**Exercise inputs**:
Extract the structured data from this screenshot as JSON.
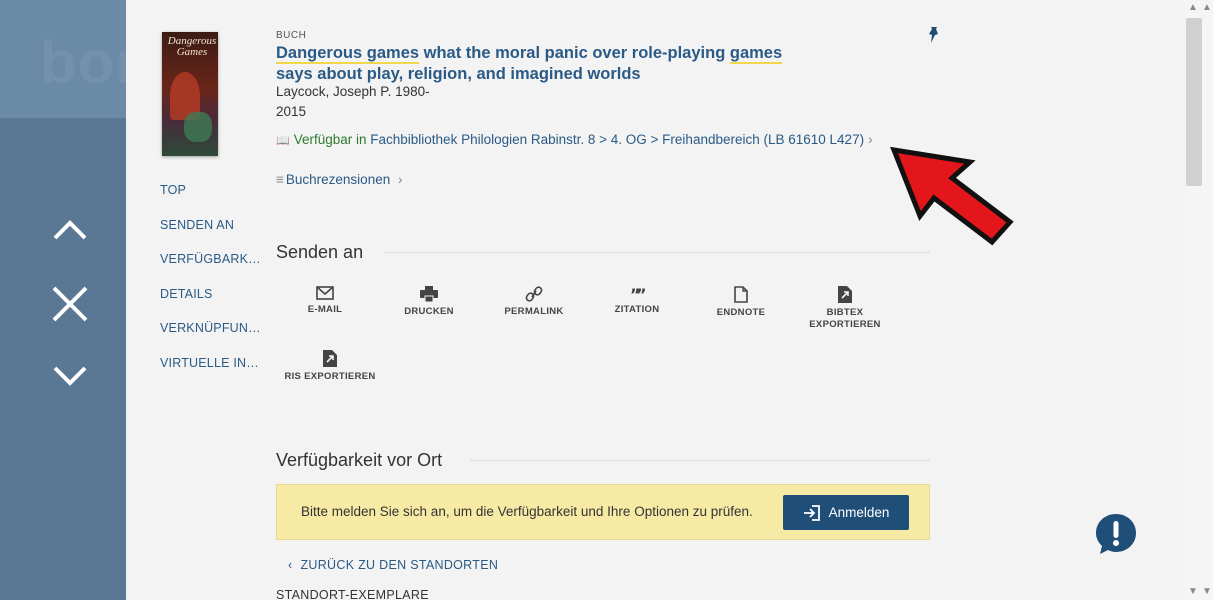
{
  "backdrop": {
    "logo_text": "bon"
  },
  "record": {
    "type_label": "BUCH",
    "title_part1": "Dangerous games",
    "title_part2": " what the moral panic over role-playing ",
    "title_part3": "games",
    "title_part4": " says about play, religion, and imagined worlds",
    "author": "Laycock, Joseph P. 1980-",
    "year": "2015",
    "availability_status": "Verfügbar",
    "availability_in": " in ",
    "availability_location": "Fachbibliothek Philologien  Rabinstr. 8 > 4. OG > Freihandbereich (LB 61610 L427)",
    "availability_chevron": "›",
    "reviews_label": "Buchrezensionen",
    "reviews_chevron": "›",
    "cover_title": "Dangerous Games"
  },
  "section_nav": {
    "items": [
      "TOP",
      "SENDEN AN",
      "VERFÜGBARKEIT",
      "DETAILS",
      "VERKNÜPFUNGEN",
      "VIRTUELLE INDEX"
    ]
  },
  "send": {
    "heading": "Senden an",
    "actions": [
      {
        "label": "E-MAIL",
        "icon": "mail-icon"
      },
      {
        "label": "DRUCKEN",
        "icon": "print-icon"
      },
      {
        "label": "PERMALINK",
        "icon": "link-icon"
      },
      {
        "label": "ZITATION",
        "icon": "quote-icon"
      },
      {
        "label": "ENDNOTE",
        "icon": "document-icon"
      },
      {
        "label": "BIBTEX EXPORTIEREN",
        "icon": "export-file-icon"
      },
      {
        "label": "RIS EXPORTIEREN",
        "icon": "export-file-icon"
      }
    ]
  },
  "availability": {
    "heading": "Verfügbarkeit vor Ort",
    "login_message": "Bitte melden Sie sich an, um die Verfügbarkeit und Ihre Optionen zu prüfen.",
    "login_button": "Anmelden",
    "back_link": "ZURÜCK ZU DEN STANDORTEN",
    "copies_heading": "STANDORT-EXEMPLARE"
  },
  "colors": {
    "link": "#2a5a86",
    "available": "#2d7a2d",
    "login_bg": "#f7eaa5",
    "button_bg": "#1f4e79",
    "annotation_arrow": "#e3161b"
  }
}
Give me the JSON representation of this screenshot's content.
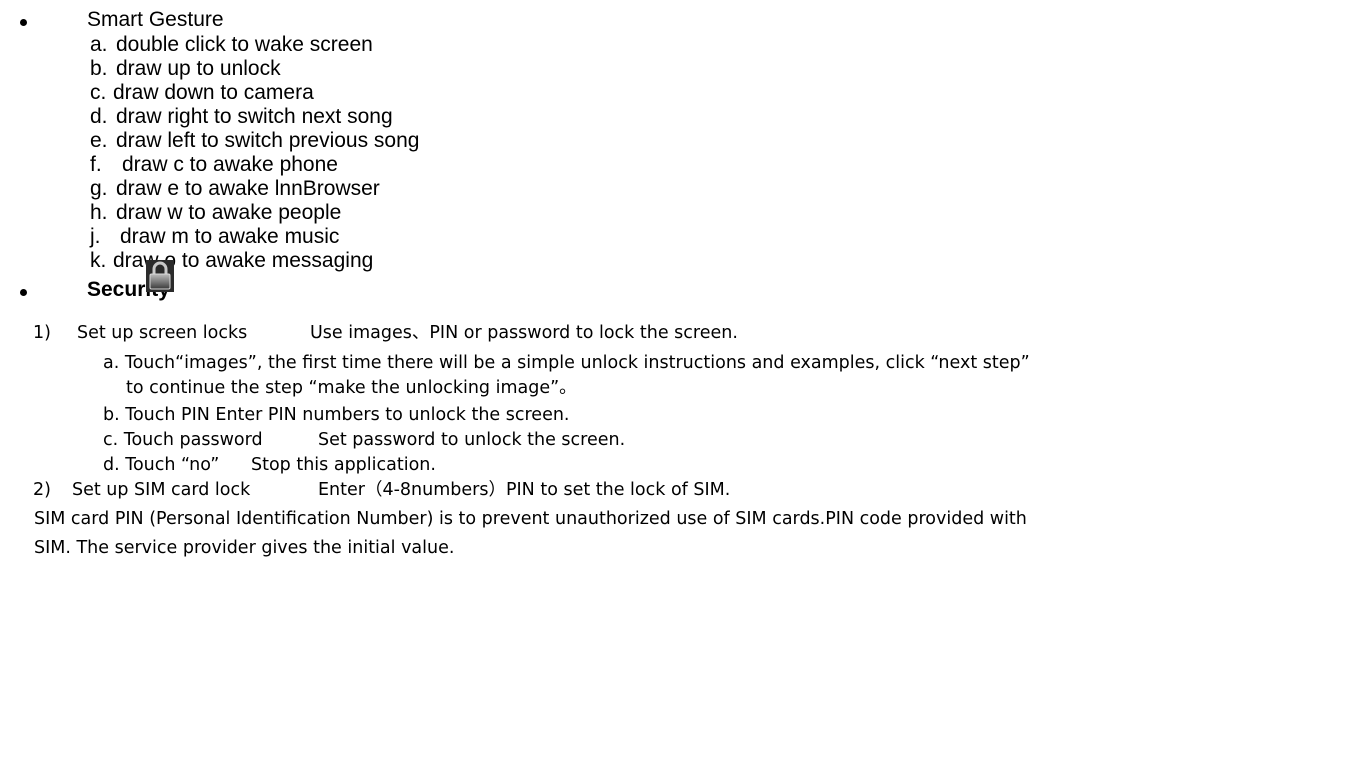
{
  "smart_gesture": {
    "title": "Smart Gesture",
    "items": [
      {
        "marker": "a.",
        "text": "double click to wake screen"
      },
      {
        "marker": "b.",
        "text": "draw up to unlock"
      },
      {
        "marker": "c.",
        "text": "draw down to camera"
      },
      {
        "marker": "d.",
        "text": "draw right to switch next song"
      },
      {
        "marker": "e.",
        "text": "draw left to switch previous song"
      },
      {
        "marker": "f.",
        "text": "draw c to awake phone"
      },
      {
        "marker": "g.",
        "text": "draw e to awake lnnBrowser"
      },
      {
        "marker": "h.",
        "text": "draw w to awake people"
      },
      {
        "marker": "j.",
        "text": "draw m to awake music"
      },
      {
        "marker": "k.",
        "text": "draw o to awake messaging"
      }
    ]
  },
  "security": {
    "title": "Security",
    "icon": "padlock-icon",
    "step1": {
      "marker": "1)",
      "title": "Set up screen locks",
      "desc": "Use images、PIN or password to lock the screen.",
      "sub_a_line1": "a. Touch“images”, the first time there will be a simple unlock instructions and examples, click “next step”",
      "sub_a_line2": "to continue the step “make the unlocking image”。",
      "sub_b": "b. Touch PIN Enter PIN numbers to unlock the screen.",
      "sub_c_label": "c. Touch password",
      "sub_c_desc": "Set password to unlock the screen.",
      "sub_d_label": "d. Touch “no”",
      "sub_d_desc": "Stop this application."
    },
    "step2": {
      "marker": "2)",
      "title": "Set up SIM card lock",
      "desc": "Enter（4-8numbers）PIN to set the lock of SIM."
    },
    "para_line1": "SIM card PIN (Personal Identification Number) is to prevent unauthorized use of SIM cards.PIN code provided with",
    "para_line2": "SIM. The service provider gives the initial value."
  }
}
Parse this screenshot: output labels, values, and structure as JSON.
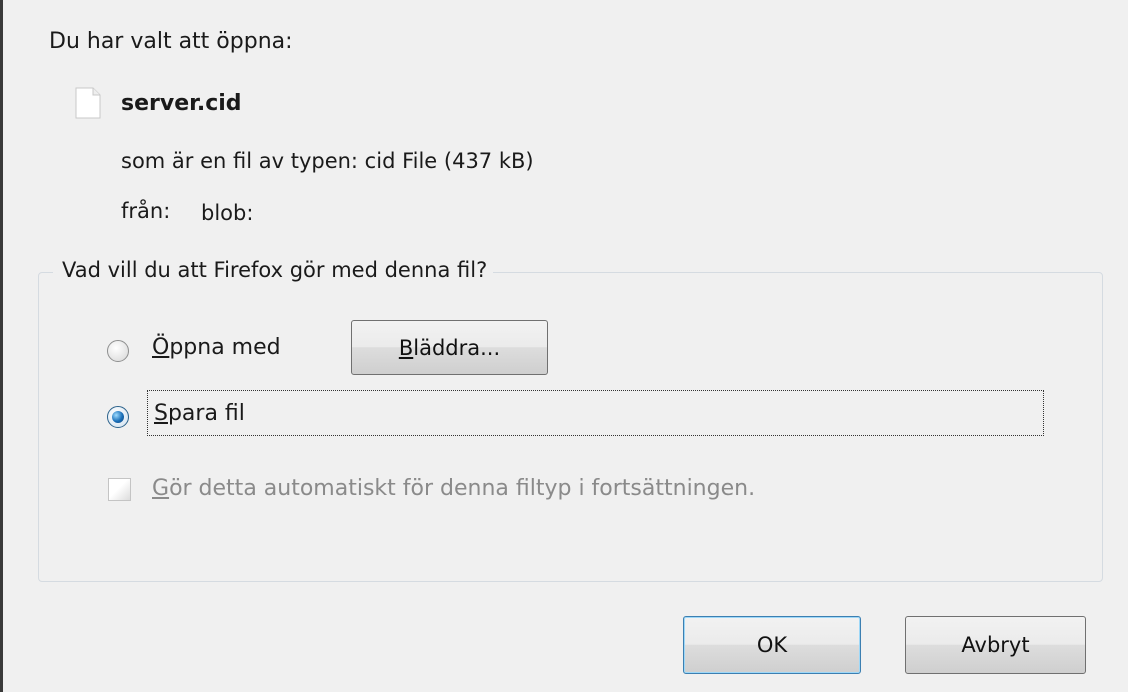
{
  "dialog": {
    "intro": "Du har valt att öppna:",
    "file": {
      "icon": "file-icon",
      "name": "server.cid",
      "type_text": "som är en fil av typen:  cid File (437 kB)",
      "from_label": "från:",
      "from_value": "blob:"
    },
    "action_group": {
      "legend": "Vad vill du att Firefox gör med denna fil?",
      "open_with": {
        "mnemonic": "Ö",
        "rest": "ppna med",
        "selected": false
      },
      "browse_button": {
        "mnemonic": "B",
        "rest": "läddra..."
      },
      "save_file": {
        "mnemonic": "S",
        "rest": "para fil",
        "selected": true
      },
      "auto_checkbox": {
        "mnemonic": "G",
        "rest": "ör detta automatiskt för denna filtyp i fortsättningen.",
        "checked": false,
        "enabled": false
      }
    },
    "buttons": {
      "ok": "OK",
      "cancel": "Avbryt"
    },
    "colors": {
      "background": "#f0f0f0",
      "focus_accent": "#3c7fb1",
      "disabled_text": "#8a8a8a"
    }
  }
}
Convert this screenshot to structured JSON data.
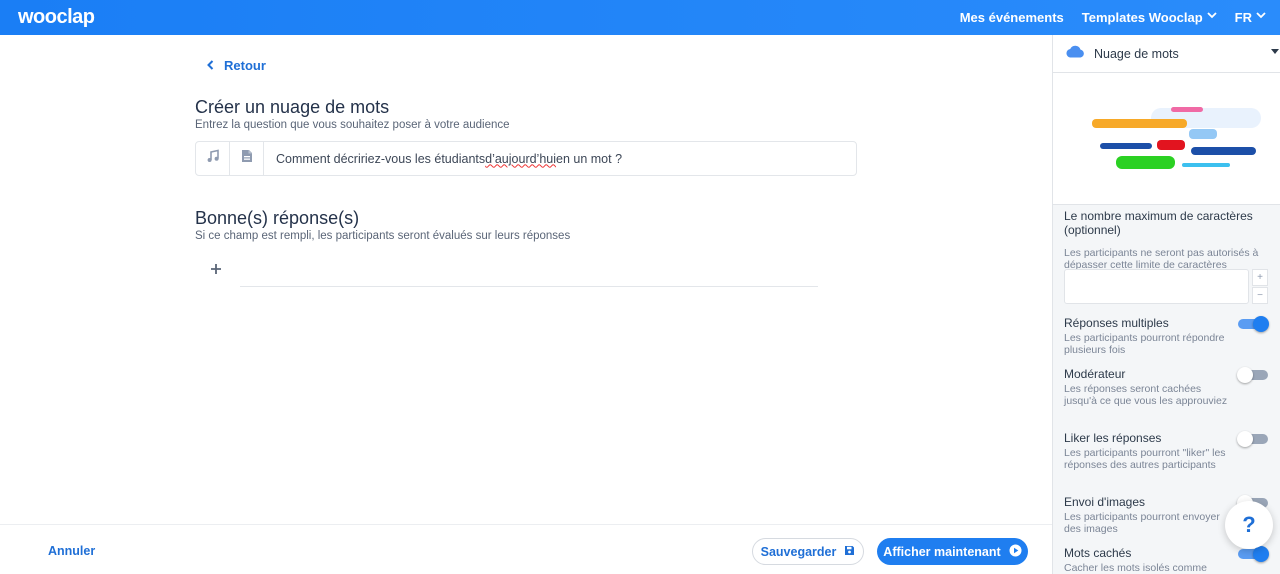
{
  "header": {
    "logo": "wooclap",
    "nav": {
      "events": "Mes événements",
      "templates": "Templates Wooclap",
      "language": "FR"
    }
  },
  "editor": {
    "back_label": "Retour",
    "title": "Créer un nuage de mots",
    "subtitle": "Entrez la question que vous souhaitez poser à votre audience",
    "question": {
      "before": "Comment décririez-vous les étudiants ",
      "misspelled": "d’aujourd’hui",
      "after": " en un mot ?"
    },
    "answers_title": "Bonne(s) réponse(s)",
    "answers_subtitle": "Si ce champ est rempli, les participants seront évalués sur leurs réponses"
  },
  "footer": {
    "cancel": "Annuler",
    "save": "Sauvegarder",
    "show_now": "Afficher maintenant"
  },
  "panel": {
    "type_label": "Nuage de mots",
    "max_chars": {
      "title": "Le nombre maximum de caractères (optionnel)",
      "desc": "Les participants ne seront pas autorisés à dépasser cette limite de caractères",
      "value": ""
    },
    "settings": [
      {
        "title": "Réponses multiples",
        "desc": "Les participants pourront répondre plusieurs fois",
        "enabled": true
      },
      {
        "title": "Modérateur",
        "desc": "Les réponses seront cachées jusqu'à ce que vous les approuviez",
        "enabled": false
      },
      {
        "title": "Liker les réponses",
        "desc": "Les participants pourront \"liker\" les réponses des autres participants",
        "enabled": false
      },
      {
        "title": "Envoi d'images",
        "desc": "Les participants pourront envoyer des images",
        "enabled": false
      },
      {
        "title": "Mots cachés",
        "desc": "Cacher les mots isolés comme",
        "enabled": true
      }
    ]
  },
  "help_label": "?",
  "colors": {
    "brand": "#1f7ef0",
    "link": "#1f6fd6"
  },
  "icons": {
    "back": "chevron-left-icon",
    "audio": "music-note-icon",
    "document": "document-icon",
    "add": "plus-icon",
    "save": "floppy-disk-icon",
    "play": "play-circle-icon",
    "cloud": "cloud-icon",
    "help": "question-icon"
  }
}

**Directions for this task**: Copy whichever lines in the listing above contain the word "mnemonic".

**Output of the exercise**:
        "mnemonic": "Ö",
        "mnemonic": "B",
        "mnemonic": "S",
        "mnemonic": "G",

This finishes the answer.